* **INSTRUCTIONS FOR THE TASK**
Each line below must be set down exactly; omit any image you find.

##############################

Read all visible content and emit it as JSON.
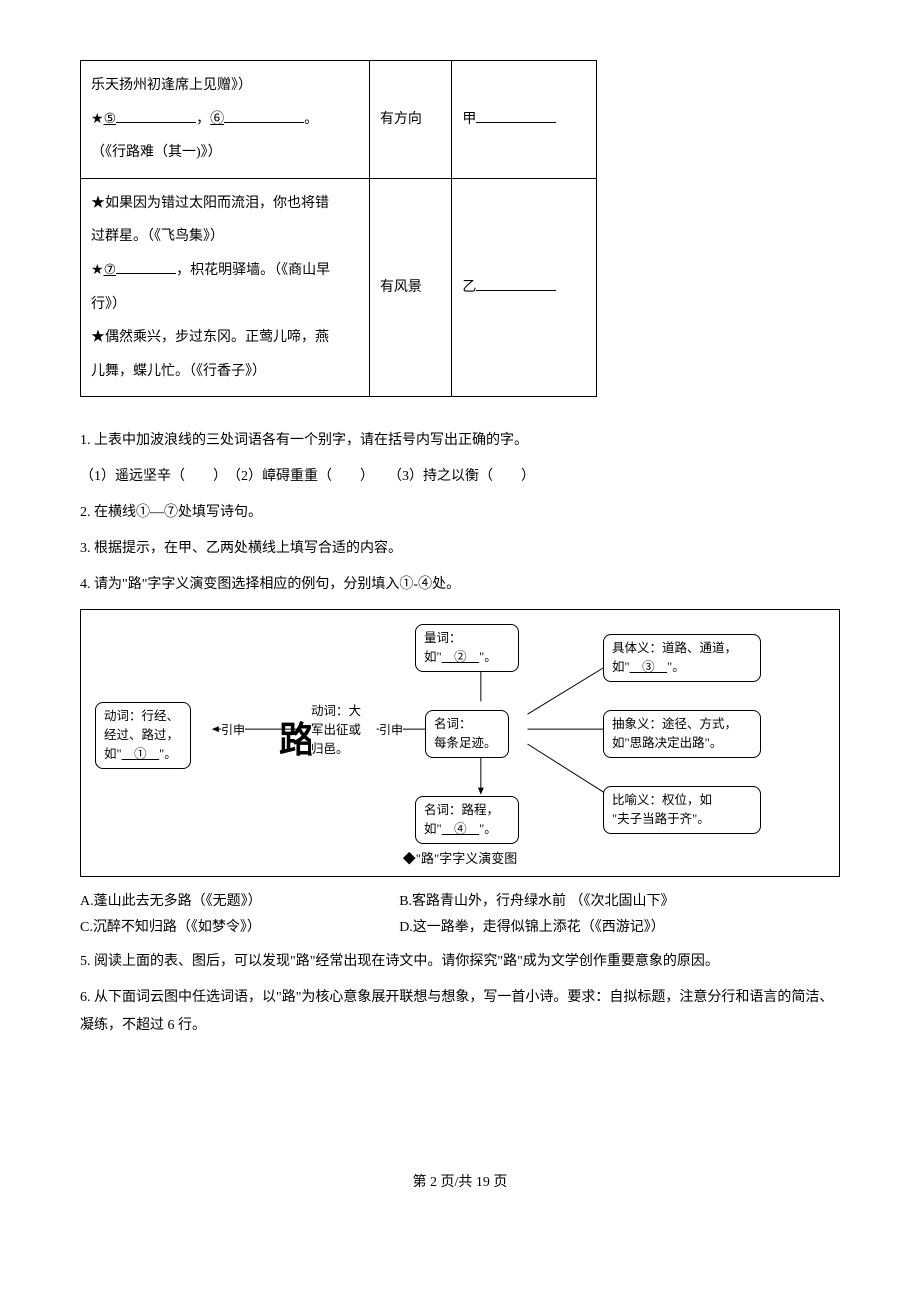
{
  "table": {
    "row1": {
      "cell1": {
        "line1": "乐天扬州初逢席上见赠》）",
        "star": "★",
        "blank5": "⑤",
        "comma": "，",
        "blank6": "⑥",
        "period": "。",
        "source": "（《行路难（其一)》）"
      },
      "cell2": "有方向",
      "cell3_prefix": "甲"
    },
    "row2": {
      "cell1": {
        "line1a": "★如果因为错过太阳而流泪，你也将错",
        "line1b": "过群星。（《飞鸟集》）",
        "star": "★",
        "blank7": "⑦",
        "after7": "，枳花明驿墙。（《商山早",
        "after7b": "行》）",
        "line3a": "★偶然乘兴，步过东冈。正莺儿啼，燕",
        "line3b": "儿舞，蝶儿忙。（《行香子》）"
      },
      "cell2": "有风景",
      "cell3_prefix": "乙"
    }
  },
  "q1": {
    "text": "1. 上表中加波浪线的三处词语各有一个别字，请在括号内写出正确的字。",
    "sub": "（1）遥远坚辛（　　）　（2）嶂碍重重（　　）　　（3）持之以衡（　　）"
  },
  "q2": "2. 在横线①—⑦处填写诗句。",
  "q3": "3. 根据提示，在甲、乙两处横线上填写合适的内容。",
  "q4": "4. 请为\"路\"字字义演变图选择相应的例句，分别填入①-④处。",
  "diagram": {
    "n_left": "动词：行经、\n经过、路过，\n如\"　①　\"。",
    "n_center": "动词：大\n军出征或\n归邑。",
    "n_right_mid": "名词：\n每条足迹。",
    "n_top": "量词：\n如\"　②　\"。",
    "n_bottom": "名词：路程，\n如\"　④　\"。",
    "n_r1": "具体义：道路、通道，\n如\"　③　\"。",
    "n_r2": "抽象义：途径、方式，\n如\"思路决定出路\"。",
    "n_r3": "比喻义：权位，如\n\"夫子当路于齐\"。",
    "lbl_yinshen": "引申",
    "caption": "◆\"路\"字字义演变图",
    "glyph": "路"
  },
  "options": {
    "a": "A.蓬山此去无多路（《无题》）",
    "b": "B.客路青山外，行舟绿水前 （《次北固山下》",
    "c": "C.沉醉不知归路（《如梦令》）",
    "d": "D.这一路拳，走得似锦上添花（《西游记》）"
  },
  "q5": "5. 阅读上面的表、图后，可以发现\"路\"经常出现在诗文中。请你探究\"路\"成为文学创作重要意象的原因。",
  "q6": "6. 从下面词云图中任选词语，以\"路\"为核心意象展开联想与想象，写一首小诗。要求：自拟标题，注意分行和语言的简洁、凝练，不超过 6 行。",
  "footer": "第 2 页/共 19 页"
}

##############################

* **OUTPUT BELOW**
Read all visible content and emit it as JSON.
{
  "table": {
    "row1": {
      "cell1": {
        "line1": "乐天扬州初逢席上见赠》）",
        "star": "★",
        "blank5": "⑤",
        "comma": "，",
        "blank6": "⑥",
        "period": "。",
        "source": "（《行路难（其一)》）"
      },
      "cell2": "有方向",
      "cell3_prefix": "甲"
    },
    "row2": {
      "cell1": {
        "line1a": "★如果因为错过太阳而流泪，你也将错",
        "line1b": "过群星。（《飞鸟集》）",
        "star": "★",
        "blank7": "⑦",
        "after7": "，枳花明驿墙。（《商山早",
        "after7b": "行》）",
        "line3a": "★偶然乘兴，步过东冈。正莺儿啼，燕",
        "line3b": "儿舞，蝶儿忙。（《行香子》）"
      },
      "cell2": "有风景",
      "cell3_prefix": "乙"
    }
  },
  "q1": {
    "text": "1. 上表中加波浪线的三处词语各有一个别字，请在括号内写出正确的字。",
    "sub": "（1）遥远坚辛（　　）　（2）嶂碍重重（　　）　　（3）持之以衡（　　）"
  },
  "q2": "2. 在横线①—⑦处填写诗句。",
  "q3": "3. 根据提示，在甲、乙两处横线上填写合适的内容。",
  "q4": "4. 请为\"路\"字字义演变图选择相应的例句，分别填入①-④处。",
  "diagram": {
    "n_left": "动词：行经、\n经过、路过，\n如\"　①　\"。",
    "n_center": "动词：大\n军出征或\n归邑。",
    "n_right_mid": "名词：\n每条足迹。",
    "n_top": "量词：\n如\"　②　\"。",
    "n_bottom": "名词：路程，\n如\"　④　\"。",
    "n_r1": "具体义：道路、通道，\n如\"　③　\"。",
    "n_r2": "抽象义：途径、方式，\n如\"思路决定出路\"。",
    "n_r3": "比喻义：权位，如\n\"夫子当路于齐\"。",
    "lbl_yinshen": "引申",
    "caption": "◆\"路\"字字义演变图",
    "glyph": "路"
  },
  "options": {
    "a": "A.蓬山此去无多路（《无题》）",
    "b": "B.客路青山外，行舟绿水前 （《次北固山下》",
    "c": "C.沉醉不知归路（《如梦令》）",
    "d": "D.这一路拳，走得似锦上添花（《西游记》）"
  },
  "q5": "5. 阅读上面的表、图后，可以发现\"路\"经常出现在诗文中。请你探究\"路\"成为文学创作重要意象的原因。",
  "q6": "6. 从下面词云图中任选词语，以\"路\"为核心意象展开联想与想象，写一首小诗。要求：自拟标题，注意分行和语言的简洁、凝练，不超过 6 行。",
  "footer": "第 2 页/共 19 页"
}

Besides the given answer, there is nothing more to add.